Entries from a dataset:
:::::
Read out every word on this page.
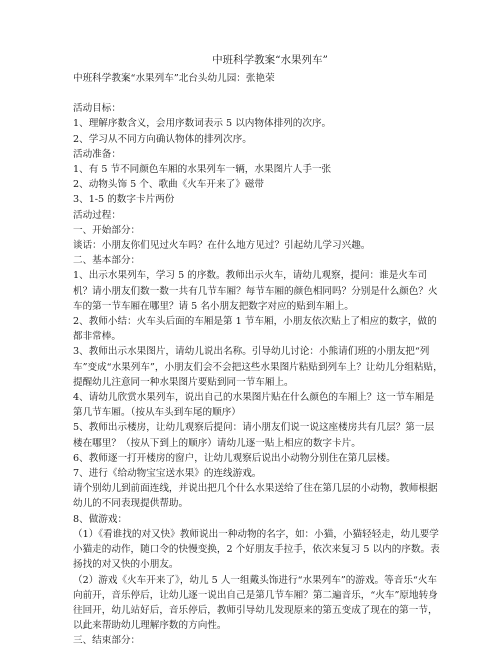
中班科学教案“水果列车”

中班科学教案“水果列车”北台头幼儿园：张艳荣

活动目标：

1、理解序数含义，会用序数词表示 5 以内物体排列的次序。

2、学习从不同方向确认物体的排列次序。

活动准备：

1、有 5 节不同颜色车厢的水果列车一辆，水果图片人手一张

2、动物头饰 5 个、歌曲《火车开来了》磁带

3、1-5 的数字卡片两份

活动过程：

一、开始部分：

谈话：小朋友你们见过火车吗？在什么地方见过？引起幼儿学习兴趣。

二、基本部分：

1、出示水果列车，学习 5 的序数。教师出示火车，请幼儿观察，提问：谁是火车司机？请小朋友们数一数一共有几节车厢？每节车厢的颜色相同吗？分别是什么颜色？火车的第一节车厢在哪里？请 5 名小朋友把数字对应的贴到车厢上。

2、教师小结：火车头后面的车厢是第 1 节车厢，小朋友依次贴上了相应的数字，做的都非常棒。

3、教师出示水果图片，请幼儿说出名称。引导幼儿讨论：小熊请们班的小朋友把“列车”变成“水果列车”，小朋友们会不会把这些水果图片粘贴到列车上？让幼儿分组粘贴，提醒幼儿注意同一种水果图片要贴到同一节车厢上。

4、请幼儿欣赏水果列车，说出自己的水果图片贴在什么颜色的车厢上？这一节车厢是第几节车厢。（按从车头到车尾的顺序）

5、教师出示楼房，让幼儿观察后提问：请小朋友们说一说这座楼房共有几层？第一层楼在哪里？（按从下到上的顺序）请幼儿逐一贴上相应的数字卡片。

6、教师逐一打开楼房的窗户，让幼儿观察后说出小动物分别住在第几层楼。

7、进行《给动物宝宝送水果》的连线游戏。

请个别幼儿到前面连线，并说出把几个什么水果送给了住在第几层的小动物，教师根据幼儿的不同表现提供帮助。

8、做游戏：

（1）《看谁找的对又快》教师说出一种动物的名字，如：小猫，小猫轻轻走，幼儿要学小猫走的动作，随口令的快慢变换，2 个好朋友手拉手，依次来复习 5 以内的序数。表扬找的对又快的小朋友。

（2）游戏《火车开来了》，幼儿 5 人一组戴头饰进行“水果列车”的游戏。等音乐“火车向前开，音乐停后，让幼儿逐一说出自己是第几节车厢？第二遍音乐，“火车”原地转身往回开，幼儿站好后，音乐停后，教师引导幼儿发现原来的第五变成了现在的第一节，以此来帮助幼儿理解序数的方向性。

三、结束部分：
:::::
Your goal: Restate the listing above word for word, and skip the pictures.

Result of the task:
Read out every word on this page.
中班科学教案“水果列车”

中班科学教案“水果列车”北台头幼儿园：张艳荣

活动目标：

1、理解序数含义，会用序数词表示 5 以内物体排列的次序。

2、学习从不同方向确认物体的排列次序。

活动准备：

1、有 5 节不同颜色车厢的水果列车一辆，水果图片人手一张

2、动物头饰 5 个、歌曲《火车开来了》磁带

3、1-5 的数字卡片两份

活动过程：

一、开始部分：

谈话：小朋友你们见过火车吗？在什么地方见过？引起幼儿学习兴趣。

二、基本部分：

1、出示水果列车，学习 5 的序数。教师出示火车，请幼儿观察，提问：谁是火车司机？请小朋友们数一数一共有几节车厢？每节车厢的颜色相同吗？分别是什么颜色？火车的第一节车厢在哪里？请 5 名小朋友把数字对应的贴到车厢上。

2、教师小结：火车头后面的车厢是第 1 节车厢，小朋友依次贴上了相应的数字，做的都非常棒。

3、教师出示水果图片，请幼儿说出名称。引导幼儿讨论：小熊请们班的小朋友把“列车”变成“水果列车”，小朋友们会不会把这些水果图片粘贴到列车上？让幼儿分组粘贴，提醒幼儿注意同一种水果图片要贴到同一节车厢上。

4、请幼儿欣赏水果列车，说出自己的水果图片贴在什么颜色的车厢上？这一节车厢是第几节车厢。（按从车头到车尾的顺序）

5、教师出示楼房，让幼儿观察后提问：请小朋友们说一说这座楼房共有几层？第一层楼在哪里？（按从下到上的顺序）请幼儿逐一贴上相应的数字卡片。

6、教师逐一打开楼房的窗户，让幼儿观察后说出小动物分别住在第几层楼。

7、进行《给动物宝宝送水果》的连线游戏。

请个别幼儿到前面连线，并说出把几个什么水果送给了住在第几层的小动物，教师根据幼儿的不同表现提供帮助。

8、做游戏：

（1）《看谁找的对又快》教师说出一种动物的名字，如：小猫，小猫轻轻走，幼儿要学小猫走的动作，随口令的快慢变换，2 个好朋友手拉手，依次来复习 5 以内的序数。表扬找的对又快的小朋友。

（2）游戏《火车开来了》，幼儿 5 人一组戴头饰进行“水果列车”的游戏。等音乐“火车向前开，音乐停后，让幼儿逐一说出自己是第几节车厢？第二遍音乐，“火车”原地转身往回开，幼儿站好后，音乐停后，教师引导幼儿发现原来的第五变成了现在的第一节，以此来帮助幼儿理解序数的方向性。

三、结束部分：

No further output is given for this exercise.